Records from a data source
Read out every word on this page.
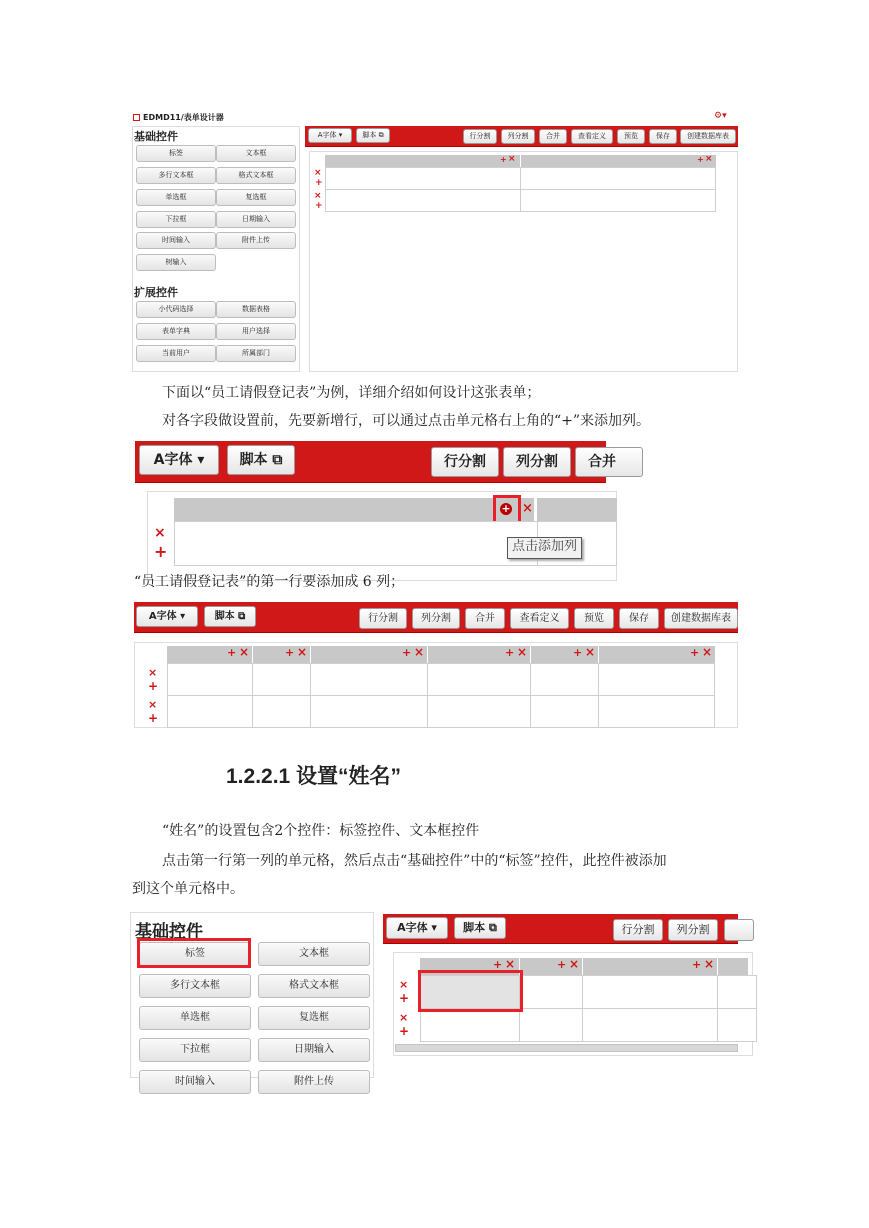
EDMD11/表单设计器	⚙▾
基础控件
标签	文本框
多行文本框	格式文本框
单选框	复选框
下拉框	日期输入
时间输入	附件上传
树输入
扩展控件
小代码选择	数据表格
表单字典	用户选择
当前用户	所属部门
A字体 ▾	脚本 ⧉	行分割	列分割	合并	查看定义	预览	保存	创建数据库表
+ ×	+ ×
×
+
×
+
下面以“员工请假登记表”为例，详细介绍如何设计这张表单；
对各字段做设置前，先要新增行，可以通过点击单元格右上角的“+”来添加列。
A字体 ▾	脚本 ⧉	行分割	列分割	合并
+ ×
×
+	点击添加列
“员工请假登记表”的第一行要添加成 6 列；
A字体 ▾	脚本 ⧉	行分割	列分割	合并	查看定义	预览	保存	创建数据库表
+ ×	+ ×	+ ×	+ ×	+ ×	+ ×
×
+
×
+
1.2.2.1 设置“姓名”
“姓名”的设置包含2个控件：标签控件、文本框控件
点击第一行第一列的单元格，然后点击“基础控件”中的“标签”控件，此控件被添加
到这个单元格中。
基础控件
标签	文本框
多行文本框	格式文本框
单选框	复选框
下拉框	日期输入
时间输入	附件上传
A字体 ▾	脚本 ⧉	行分割	列分割
+ ×	+ ×	+ ×
×
+
×
+
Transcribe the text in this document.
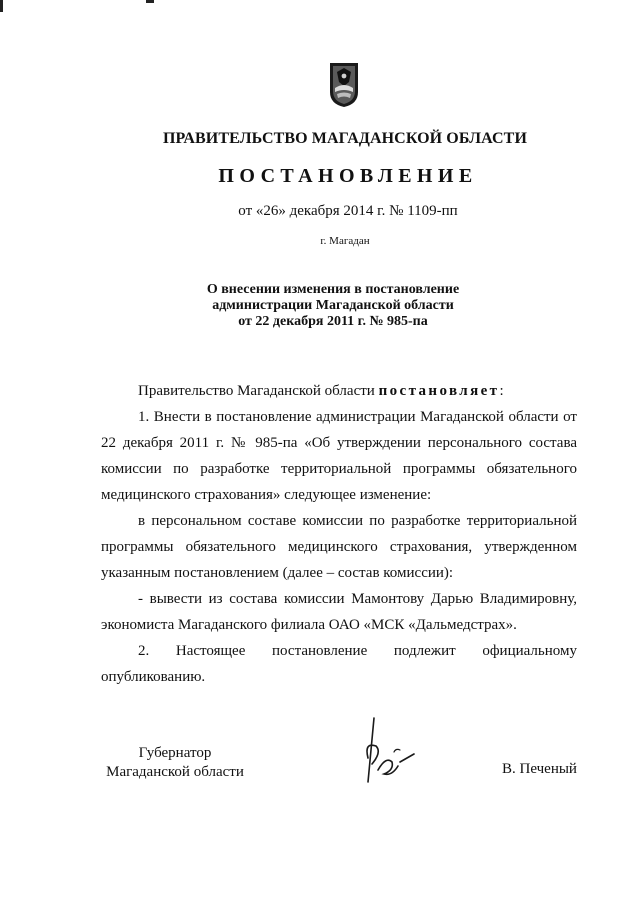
ПРАВИТЕЛЬСТВО МАГАДАНСКОЙ ОБЛАСТИ
ПОСТАНОВЛЕНИЕ
от «26» декабря 2014 г. № 1109-пп
г. Магадан
О внесении изменения в постановление
администрации Магаданской области
от 22 декабря 2011 г. № 985-па

Правительство Магаданской области постановляет:

1. Внести в постановление администрации Магаданской области от 22 декабря 2011 г. № 985-па «Об утверждении персонального состава комиссии по разработке территориальной программы обязательного медицинского страхования» следующее изменение:

в персональном составе комиссии по разработке территориальной программы обязательного медицинского страхования, утвержденном указанным постановлением (далее – состав комиссии):

- вывести из состава комиссии Мамонтову Дарью Владимировну, экономиста Магаданского филиала ОАО «МСК «Дальмедстрах».

2. Настоящее постановление подлежит официальному опубликованию.

Губернатор
Магаданской области	В. Печеный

→ Short task
Transcribe the material exactly, leaving every picture out.

→ Response
Read out every word on this page.
EDMD11/表单设计器	⚙▾
基础控件
标签	文本框
多行文本框	格式文本框
单选框	复选框
下拉框	日期输入
时间输入	附件上传
树输入
扩展控件
小代码选择	数据表格
表单字典	用户选择
当前用户	所属部门
A字体 ▾	脚本 ⧉	行分割	列分割	合并	查看定义	预览	保存	创建数据库表
+ ×	+ ×
×
+
×
+
下面以“员工请假登记表”为例，详细介绍如何设计这张表单；
对各字段做设置前，先要新增行，可以通过点击单元格右上角的“+”来添加列。
A字体 ▾	脚本 ⧉	行分割	列分割	合并
+ ×
×
+	点击添加列
“员工请假登记表”的第一行要添加成 6 列；
A字体 ▾	脚本 ⧉	行分割	列分割	合并	查看定义	预览	保存	创建数据库表
+ ×	+ ×	+ ×	+ ×	+ ×	+ ×
×
+
×
+
1.2.2.1 设置“姓名”
“姓名”的设置包含2个控件：标签控件、文本框控件
点击第一行第一列的单元格，然后点击“基础控件”中的“标签”控件，此控件被添加
到这个单元格中。
基础控件
标签	文本框
多行文本框	格式文本框
单选框	复选框
下拉框	日期输入
时间输入	附件上传
A字体 ▾	脚本 ⧉	行分割	列分割
+ ×	+ ×	+ ×
×
+
×
+
Transcribe the text in this document.
ПРАВИТЕЛЬСТВО МАГАДАНСКОЙ ОБЛАСТИ
ПОСТАНОВЛЕНИЕ
от «26» декабря 2014 г. № 1109-пп
г. Магадан
О внесении изменения в постановление
администрации Магаданской области
от 22 декабря 2011 г. № 985-па

Правительство Магаданской области постановляет:

1. Внести в постановление администрации Магаданской области от 22 декабря 2011 г. № 985-па «Об утверждении персонального состава комиссии по разработке территориальной программы обязательного медицинского страхования» следующее изменение:

в персональном составе комиссии по разработке территориальной программы обязательного медицинского страхования, утвержденном указанным постановлением (далее – состав комиссии):

- вывести из состава комиссии Мамонтову Дарью Владимировну, экономиста Магаданского филиала ОАО «МСК «Дальмедстрах».

2. Настоящее постановление подлежит официальному опубликованию.

Губернатор
Магаданской области	В. Печеный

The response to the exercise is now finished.